• Task details
Read through the data, and wherever a line holds the word "each", write that line out.

• Working data
::::
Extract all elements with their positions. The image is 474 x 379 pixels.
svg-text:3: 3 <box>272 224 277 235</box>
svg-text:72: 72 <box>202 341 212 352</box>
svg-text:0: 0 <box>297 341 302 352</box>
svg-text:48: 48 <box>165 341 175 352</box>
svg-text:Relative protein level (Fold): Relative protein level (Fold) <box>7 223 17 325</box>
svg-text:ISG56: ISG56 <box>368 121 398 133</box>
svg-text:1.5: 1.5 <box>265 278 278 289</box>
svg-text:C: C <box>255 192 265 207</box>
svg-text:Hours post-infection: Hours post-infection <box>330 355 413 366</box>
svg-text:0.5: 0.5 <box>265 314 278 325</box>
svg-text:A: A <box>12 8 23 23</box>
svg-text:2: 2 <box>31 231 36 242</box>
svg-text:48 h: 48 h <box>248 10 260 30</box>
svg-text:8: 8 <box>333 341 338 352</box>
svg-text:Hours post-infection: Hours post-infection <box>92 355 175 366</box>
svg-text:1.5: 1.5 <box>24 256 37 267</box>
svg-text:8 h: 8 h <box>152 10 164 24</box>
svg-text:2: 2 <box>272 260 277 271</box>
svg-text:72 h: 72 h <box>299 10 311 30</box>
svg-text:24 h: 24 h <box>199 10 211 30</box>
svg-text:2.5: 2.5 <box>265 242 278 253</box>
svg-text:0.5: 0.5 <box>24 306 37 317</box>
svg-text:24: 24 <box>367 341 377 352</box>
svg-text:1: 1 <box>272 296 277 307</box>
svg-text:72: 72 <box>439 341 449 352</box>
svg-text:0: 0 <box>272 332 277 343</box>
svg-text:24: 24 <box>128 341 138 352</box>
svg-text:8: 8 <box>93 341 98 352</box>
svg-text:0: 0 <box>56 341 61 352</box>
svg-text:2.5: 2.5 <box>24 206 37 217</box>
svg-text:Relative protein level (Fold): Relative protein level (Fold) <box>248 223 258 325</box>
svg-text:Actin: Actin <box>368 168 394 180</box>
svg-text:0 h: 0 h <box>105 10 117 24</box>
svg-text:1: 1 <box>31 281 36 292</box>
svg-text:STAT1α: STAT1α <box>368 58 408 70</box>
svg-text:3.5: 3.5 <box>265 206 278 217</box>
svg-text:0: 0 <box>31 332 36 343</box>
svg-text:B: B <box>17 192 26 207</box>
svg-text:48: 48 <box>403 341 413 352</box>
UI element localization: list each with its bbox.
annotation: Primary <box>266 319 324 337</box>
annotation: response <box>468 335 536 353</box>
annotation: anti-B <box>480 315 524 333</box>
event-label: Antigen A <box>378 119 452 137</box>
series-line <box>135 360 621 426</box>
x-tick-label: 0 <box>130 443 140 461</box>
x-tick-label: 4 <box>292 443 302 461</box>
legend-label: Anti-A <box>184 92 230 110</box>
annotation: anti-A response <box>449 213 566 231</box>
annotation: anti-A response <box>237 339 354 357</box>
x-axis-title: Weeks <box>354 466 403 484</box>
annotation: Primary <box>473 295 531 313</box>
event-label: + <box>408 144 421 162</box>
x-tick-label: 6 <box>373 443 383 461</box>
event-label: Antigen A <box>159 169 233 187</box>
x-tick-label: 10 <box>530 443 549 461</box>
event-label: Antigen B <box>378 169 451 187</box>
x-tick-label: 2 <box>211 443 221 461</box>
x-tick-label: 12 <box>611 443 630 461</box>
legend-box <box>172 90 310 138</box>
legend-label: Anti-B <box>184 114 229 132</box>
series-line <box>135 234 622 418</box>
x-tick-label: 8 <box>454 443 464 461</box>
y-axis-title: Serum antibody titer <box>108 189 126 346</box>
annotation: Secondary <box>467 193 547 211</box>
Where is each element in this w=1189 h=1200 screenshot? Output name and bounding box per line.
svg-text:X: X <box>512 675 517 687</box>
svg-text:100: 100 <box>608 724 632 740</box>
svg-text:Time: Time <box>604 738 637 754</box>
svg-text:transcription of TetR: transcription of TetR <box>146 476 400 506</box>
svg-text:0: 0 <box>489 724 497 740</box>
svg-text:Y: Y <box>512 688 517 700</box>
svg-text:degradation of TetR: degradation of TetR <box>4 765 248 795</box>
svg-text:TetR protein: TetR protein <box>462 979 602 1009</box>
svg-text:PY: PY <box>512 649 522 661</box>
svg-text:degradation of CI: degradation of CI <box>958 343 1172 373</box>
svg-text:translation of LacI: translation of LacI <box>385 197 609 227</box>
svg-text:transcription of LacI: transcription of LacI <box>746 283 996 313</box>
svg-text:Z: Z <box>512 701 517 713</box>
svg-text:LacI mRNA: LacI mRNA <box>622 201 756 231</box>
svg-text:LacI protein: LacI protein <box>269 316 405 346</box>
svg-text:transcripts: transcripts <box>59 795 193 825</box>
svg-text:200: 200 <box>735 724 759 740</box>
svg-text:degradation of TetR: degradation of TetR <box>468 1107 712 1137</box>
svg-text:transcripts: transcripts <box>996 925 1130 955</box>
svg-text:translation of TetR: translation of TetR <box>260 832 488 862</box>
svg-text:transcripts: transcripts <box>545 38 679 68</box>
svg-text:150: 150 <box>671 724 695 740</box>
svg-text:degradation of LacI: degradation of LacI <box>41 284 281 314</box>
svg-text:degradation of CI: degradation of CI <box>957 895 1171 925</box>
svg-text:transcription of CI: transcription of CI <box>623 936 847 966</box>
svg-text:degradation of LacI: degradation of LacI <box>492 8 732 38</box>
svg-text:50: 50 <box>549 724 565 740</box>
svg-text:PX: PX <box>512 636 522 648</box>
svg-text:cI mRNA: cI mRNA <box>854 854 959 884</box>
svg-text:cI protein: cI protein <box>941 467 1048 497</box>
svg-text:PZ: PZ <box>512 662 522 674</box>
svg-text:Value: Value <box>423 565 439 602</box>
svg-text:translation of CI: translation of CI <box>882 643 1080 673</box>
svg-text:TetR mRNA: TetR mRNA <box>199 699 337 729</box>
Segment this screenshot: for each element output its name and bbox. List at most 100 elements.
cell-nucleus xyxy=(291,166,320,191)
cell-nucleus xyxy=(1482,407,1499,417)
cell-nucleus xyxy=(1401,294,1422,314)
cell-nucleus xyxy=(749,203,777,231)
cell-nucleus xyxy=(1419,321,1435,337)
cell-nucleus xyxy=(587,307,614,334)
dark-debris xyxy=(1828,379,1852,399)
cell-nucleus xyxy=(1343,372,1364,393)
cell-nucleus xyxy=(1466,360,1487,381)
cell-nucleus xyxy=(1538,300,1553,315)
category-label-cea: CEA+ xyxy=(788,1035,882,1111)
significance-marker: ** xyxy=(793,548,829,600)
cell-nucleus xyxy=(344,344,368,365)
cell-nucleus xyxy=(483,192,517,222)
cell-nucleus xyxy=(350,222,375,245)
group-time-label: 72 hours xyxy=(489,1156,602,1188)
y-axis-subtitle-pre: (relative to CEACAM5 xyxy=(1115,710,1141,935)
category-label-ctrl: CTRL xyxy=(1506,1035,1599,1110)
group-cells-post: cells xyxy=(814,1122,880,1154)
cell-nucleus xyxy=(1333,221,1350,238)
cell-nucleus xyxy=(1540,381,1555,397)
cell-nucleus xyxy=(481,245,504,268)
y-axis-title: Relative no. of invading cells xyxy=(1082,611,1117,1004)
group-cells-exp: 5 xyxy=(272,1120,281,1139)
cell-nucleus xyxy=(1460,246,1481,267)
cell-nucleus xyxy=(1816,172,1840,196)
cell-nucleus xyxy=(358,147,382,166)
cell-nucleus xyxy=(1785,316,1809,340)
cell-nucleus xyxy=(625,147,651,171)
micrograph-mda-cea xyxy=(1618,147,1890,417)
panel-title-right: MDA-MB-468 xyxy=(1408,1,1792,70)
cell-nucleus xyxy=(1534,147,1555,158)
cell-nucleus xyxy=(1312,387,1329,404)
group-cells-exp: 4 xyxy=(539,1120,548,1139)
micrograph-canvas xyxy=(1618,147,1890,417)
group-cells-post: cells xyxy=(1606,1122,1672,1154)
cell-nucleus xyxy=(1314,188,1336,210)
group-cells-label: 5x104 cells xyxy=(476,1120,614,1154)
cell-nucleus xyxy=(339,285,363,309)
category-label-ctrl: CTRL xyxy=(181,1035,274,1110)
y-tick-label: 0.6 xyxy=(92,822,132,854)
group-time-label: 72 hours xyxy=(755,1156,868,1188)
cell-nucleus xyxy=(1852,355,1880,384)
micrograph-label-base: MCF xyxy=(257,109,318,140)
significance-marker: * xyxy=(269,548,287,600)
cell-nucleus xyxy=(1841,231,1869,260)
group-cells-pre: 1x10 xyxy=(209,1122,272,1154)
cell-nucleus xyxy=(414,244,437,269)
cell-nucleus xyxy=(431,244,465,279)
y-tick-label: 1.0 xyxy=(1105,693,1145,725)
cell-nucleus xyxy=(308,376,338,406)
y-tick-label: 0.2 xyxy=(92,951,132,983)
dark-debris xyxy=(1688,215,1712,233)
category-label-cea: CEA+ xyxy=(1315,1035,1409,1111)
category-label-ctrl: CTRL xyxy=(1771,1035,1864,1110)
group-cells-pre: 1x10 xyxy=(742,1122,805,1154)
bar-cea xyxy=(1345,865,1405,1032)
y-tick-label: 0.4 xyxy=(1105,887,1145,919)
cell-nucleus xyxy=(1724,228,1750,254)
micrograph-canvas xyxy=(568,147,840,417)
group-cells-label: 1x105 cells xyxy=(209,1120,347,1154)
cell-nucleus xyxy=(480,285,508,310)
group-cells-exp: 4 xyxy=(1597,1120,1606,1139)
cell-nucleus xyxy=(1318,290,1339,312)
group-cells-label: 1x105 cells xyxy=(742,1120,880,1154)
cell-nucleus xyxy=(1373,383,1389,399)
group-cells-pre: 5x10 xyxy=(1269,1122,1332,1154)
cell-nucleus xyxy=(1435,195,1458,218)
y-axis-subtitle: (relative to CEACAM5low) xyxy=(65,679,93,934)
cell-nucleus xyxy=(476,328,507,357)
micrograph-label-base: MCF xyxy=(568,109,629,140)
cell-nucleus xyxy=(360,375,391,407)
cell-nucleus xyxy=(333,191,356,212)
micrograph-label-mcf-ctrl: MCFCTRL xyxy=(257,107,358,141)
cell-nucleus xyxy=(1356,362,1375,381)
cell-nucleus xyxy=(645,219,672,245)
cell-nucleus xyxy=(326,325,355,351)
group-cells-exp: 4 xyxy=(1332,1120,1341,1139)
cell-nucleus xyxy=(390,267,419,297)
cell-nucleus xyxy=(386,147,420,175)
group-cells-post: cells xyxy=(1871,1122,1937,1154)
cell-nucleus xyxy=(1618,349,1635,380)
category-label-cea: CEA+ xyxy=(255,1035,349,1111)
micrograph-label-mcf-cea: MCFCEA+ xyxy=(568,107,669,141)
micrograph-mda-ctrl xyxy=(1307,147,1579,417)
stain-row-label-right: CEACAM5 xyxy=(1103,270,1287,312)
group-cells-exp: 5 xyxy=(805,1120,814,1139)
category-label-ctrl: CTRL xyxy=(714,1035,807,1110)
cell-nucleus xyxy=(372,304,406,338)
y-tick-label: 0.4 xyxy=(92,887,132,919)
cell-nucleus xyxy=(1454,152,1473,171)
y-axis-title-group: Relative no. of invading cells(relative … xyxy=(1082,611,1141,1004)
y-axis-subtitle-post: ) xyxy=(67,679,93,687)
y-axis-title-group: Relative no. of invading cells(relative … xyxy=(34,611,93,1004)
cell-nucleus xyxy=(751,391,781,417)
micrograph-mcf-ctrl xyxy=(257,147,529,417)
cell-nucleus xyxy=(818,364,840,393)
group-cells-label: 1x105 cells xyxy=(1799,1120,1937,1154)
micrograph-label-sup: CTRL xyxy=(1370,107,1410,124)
::::
• Answer for the task
UI element localization: list each with its bbox.
Where is each element in this w=1189 h=1200 screenshot? Output name and bounding box per line.
Segment this screenshot: for each element output its name and bbox. List at most 100 elements.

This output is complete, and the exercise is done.